Exercise data:

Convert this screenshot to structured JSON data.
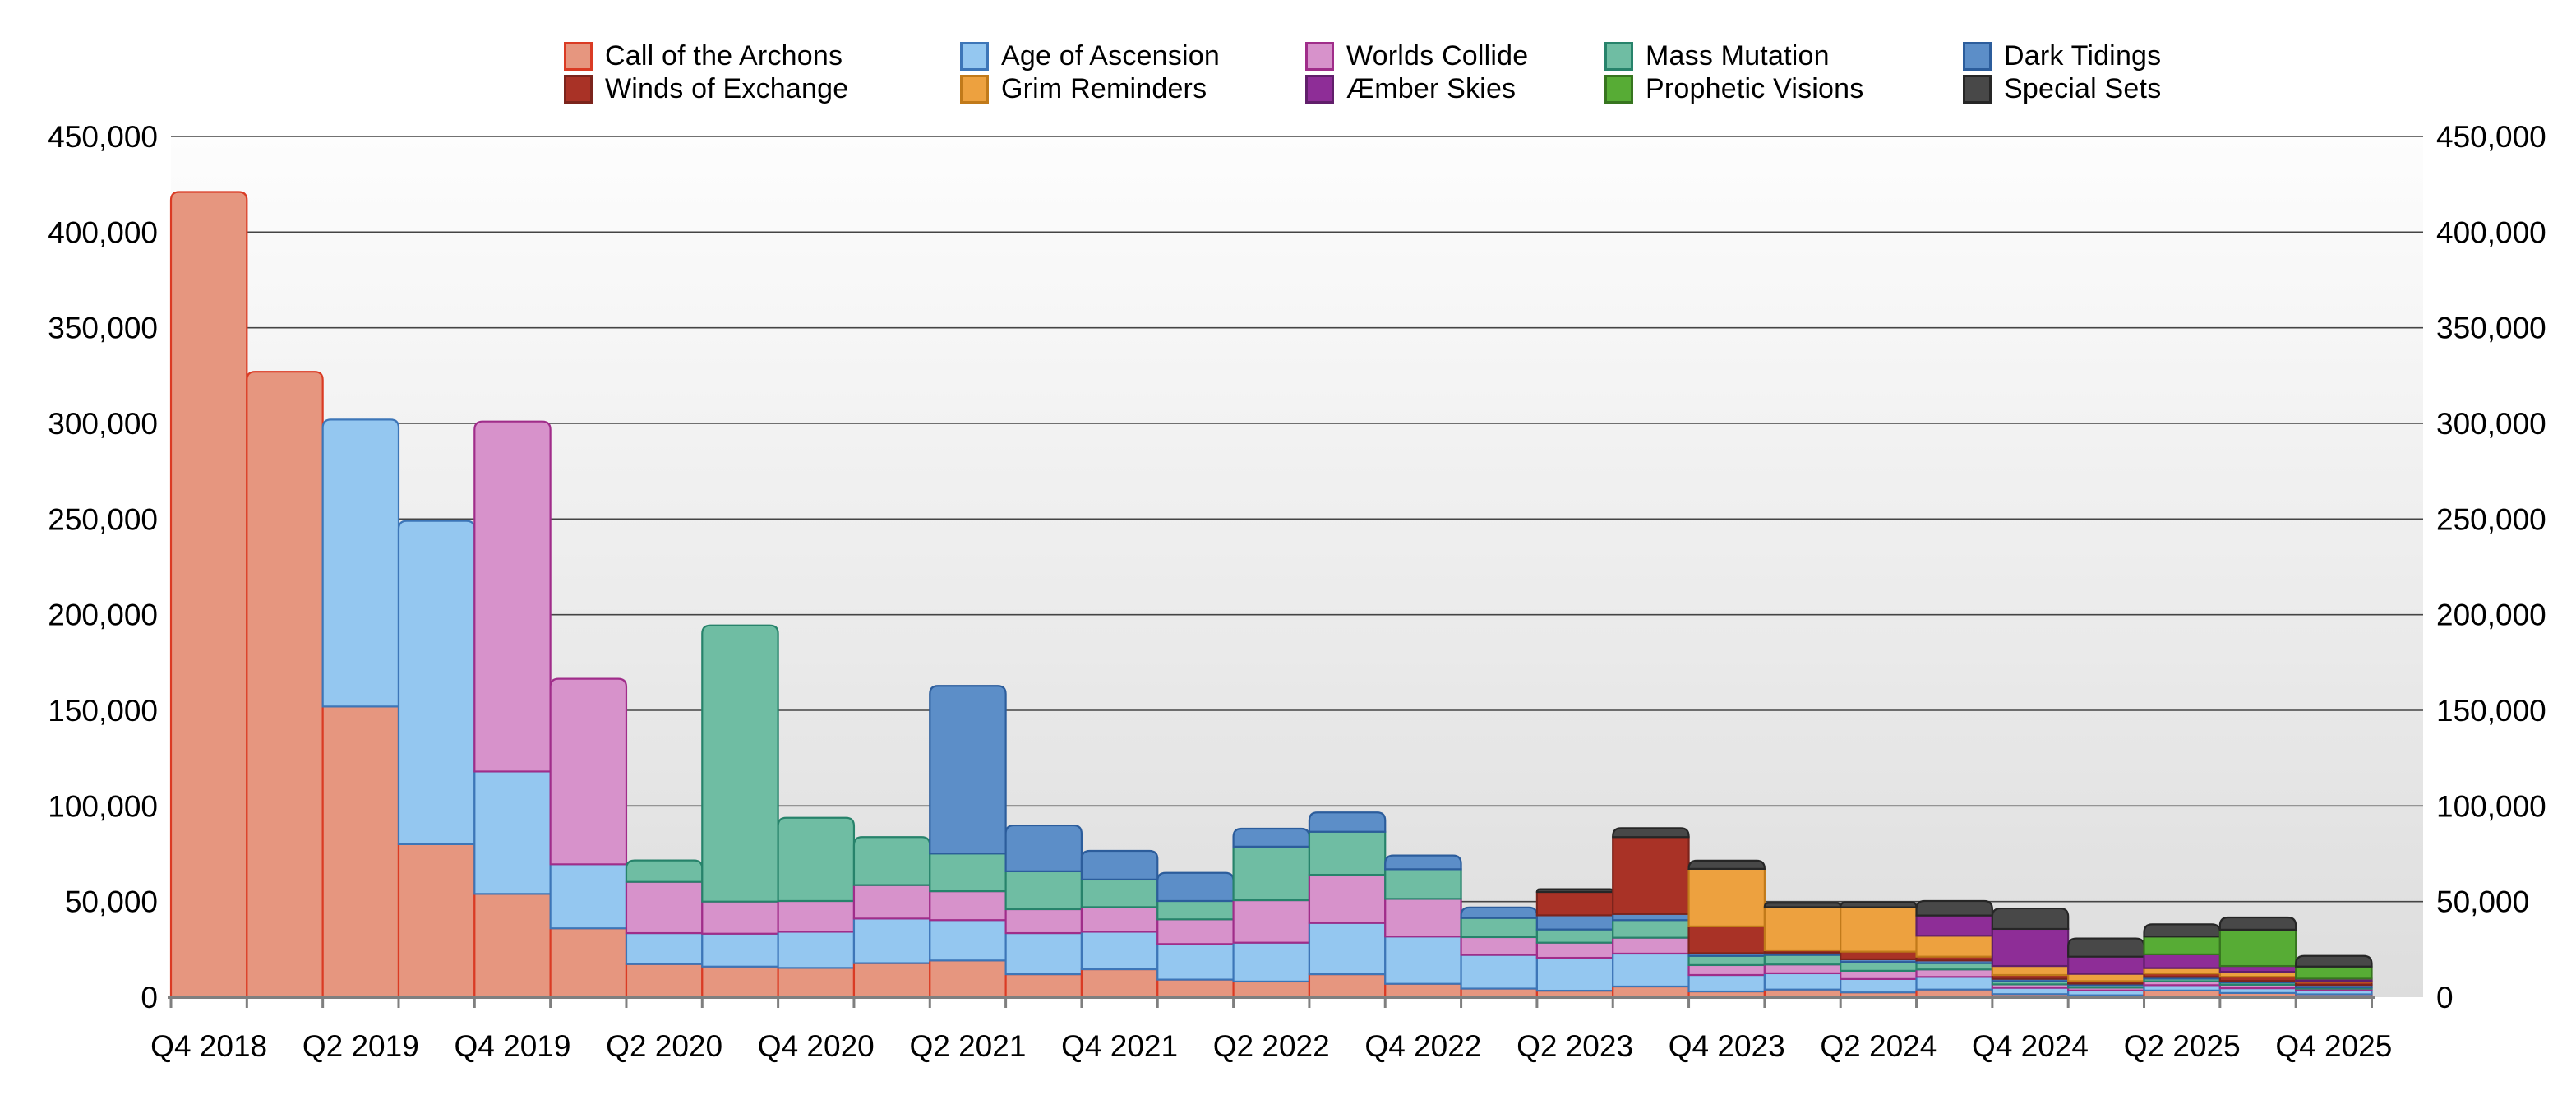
{
  "chart_data": {
    "type": "bar",
    "stacked": true,
    "title": "",
    "xlabel": "",
    "ylabel": "",
    "ylim": [
      0,
      450000
    ],
    "y_tick_step": 50000,
    "y_tick_format": "comma",
    "y_axis_sides": [
      "left",
      "right"
    ],
    "grid": "horizontal",
    "legend_position": "top",
    "x_label_every": 2,
    "categories": [
      "Q4 2018",
      "Q1 2019",
      "Q2 2019",
      "Q3 2019",
      "Q4 2019",
      "Q1 2020",
      "Q2 2020",
      "Q3 2020",
      "Q4 2020",
      "Q1 2021",
      "Q2 2021",
      "Q3 2021",
      "Q4 2021",
      "Q1 2022",
      "Q2 2022",
      "Q3 2022",
      "Q4 2022",
      "Q1 2023",
      "Q2 2023",
      "Q3 2023",
      "Q4 2023",
      "Q1 2024",
      "Q2 2024",
      "Q3 2024",
      "Q4 2024",
      "Q1 2025",
      "Q2 2025",
      "Q3 2025",
      "Q4 2025"
    ],
    "shown_x_labels": [
      "Q4 2018",
      "Q2 2019",
      "Q4 2019",
      "Q2 2020",
      "Q4 2020",
      "Q2 2021",
      "Q4 2021",
      "Q2 2022",
      "Q4 2022",
      "Q2 2023",
      "Q4 2023",
      "Q2 2024",
      "Q4 2024",
      "Q2 2025",
      "Q4 2025"
    ],
    "series": [
      {
        "name": "Call of the Archons",
        "fill": "#E6967F",
        "stroke": "#DA3B24",
        "values": [
          421000,
          327000,
          152000,
          80000,
          54000,
          36000,
          17300,
          16000,
          15300,
          17800,
          19200,
          12000,
          14600,
          9200,
          8200,
          12000,
          7000,
          4500,
          3400,
          5600,
          3000,
          4000,
          2500,
          4000,
          1600,
          1000,
          3500,
          2200,
          1500
        ]
      },
      {
        "name": "Age of Ascension",
        "fill": "#94C7F0",
        "stroke": "#3D76B8",
        "values": [
          0,
          0,
          150000,
          169000,
          64000,
          33500,
          16200,
          17200,
          18900,
          23300,
          21100,
          21500,
          19600,
          18600,
          20300,
          26800,
          24700,
          17600,
          17200,
          17200,
          8600,
          8500,
          7000,
          6600,
          3300,
          2500,
          2800,
          2500,
          2000
        ]
      },
      {
        "name": "Worlds Collide",
        "fill": "#D792CB",
        "stroke": "#A02D8A",
        "values": [
          0,
          0,
          0,
          0,
          183000,
          97000,
          26800,
          16800,
          16100,
          17500,
          15100,
          12500,
          12900,
          12900,
          22200,
          25200,
          19700,
          9300,
          7900,
          8300,
          5200,
          4600,
          4300,
          3900,
          1800,
          1500,
          2000,
          1800,
          1000
        ]
      },
      {
        "name": "Mass Mutation",
        "fill": "#6FBDA3",
        "stroke": "#27836B",
        "values": [
          0,
          0,
          0,
          0,
          0,
          0,
          11200,
          144400,
          43500,
          25100,
          19700,
          19800,
          14400,
          9600,
          28000,
          22500,
          15500,
          10000,
          6900,
          9200,
          4800,
          5000,
          4600,
          3300,
          1700,
          1300,
          1400,
          1200,
          700
        ]
      },
      {
        "name": "Dark Tidings",
        "fill": "#5C8EC8",
        "stroke": "#2C5D9C",
        "values": [
          0,
          0,
          0,
          0,
          0,
          0,
          0,
          0,
          0,
          0,
          87700,
          24000,
          15000,
          14700,
          9400,
          10100,
          7200,
          5500,
          7400,
          3200,
          1400,
          1200,
          1400,
          1400,
          1200,
          800,
          900,
          800,
          1200
        ]
      },
      {
        "name": "Winds of Exchange",
        "fill": "#A93226",
        "stroke": "#7B241C",
        "values": [
          0,
          0,
          0,
          0,
          0,
          0,
          0,
          0,
          0,
          0,
          0,
          0,
          0,
          0,
          0,
          0,
          0,
          0,
          12200,
          40200,
          14000,
          1200,
          4000,
          2000,
          2000,
          1300,
          1800,
          2200,
          1600
        ]
      },
      {
        "name": "Grim Reminders",
        "fill": "#EDA13F",
        "stroke": "#C17A1A",
        "values": [
          0,
          0,
          0,
          0,
          0,
          0,
          0,
          0,
          0,
          0,
          0,
          0,
          0,
          0,
          0,
          0,
          0,
          0,
          0,
          0,
          30100,
          22600,
          23200,
          10900,
          4700,
          3800,
          2800,
          2600,
          600
        ]
      },
      {
        "name": "Æmber Skies",
        "fill": "#8E2D97",
        "stroke": "#611F6B",
        "values": [
          0,
          0,
          0,
          0,
          0,
          0,
          0,
          0,
          0,
          0,
          0,
          0,
          0,
          0,
          0,
          0,
          0,
          0,
          0,
          0,
          0,
          0,
          0,
          10600,
          19400,
          9000,
          7200,
          3000,
          1100
        ]
      },
      {
        "name": "Prophetic Visions",
        "fill": "#57AC35",
        "stroke": "#37751F",
        "values": [
          0,
          0,
          0,
          0,
          0,
          0,
          0,
          0,
          0,
          0,
          0,
          0,
          0,
          0,
          0,
          0,
          0,
          0,
          0,
          0,
          0,
          0,
          0,
          0,
          0,
          0,
          9300,
          19000,
          6300
        ]
      },
      {
        "name": "Special Sets",
        "fill": "#484848",
        "stroke": "#262626",
        "values": [
          0,
          0,
          0,
          0,
          0,
          0,
          0,
          0,
          0,
          0,
          0,
          0,
          0,
          0,
          0,
          0,
          0,
          0,
          1500,
          4700,
          4300,
          2200,
          2600,
          7600,
          10700,
          9500,
          6400,
          6400,
          5600
        ]
      }
    ],
    "legend_rows": [
      [
        "Call of the Archons",
        "Age of Ascension",
        "Worlds Collide",
        "Mass Mutation",
        "Dark Tidings"
      ],
      [
        "Winds of Exchange",
        "Grim Reminders",
        "Æmber Skies",
        "Prophetic Visions",
        "Special Sets"
      ]
    ]
  }
}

Stated problem:
Show the lines from the data above that contain the string "Grim".

The reply:
        "name": "Grim Reminders",
        "Grim Reminders",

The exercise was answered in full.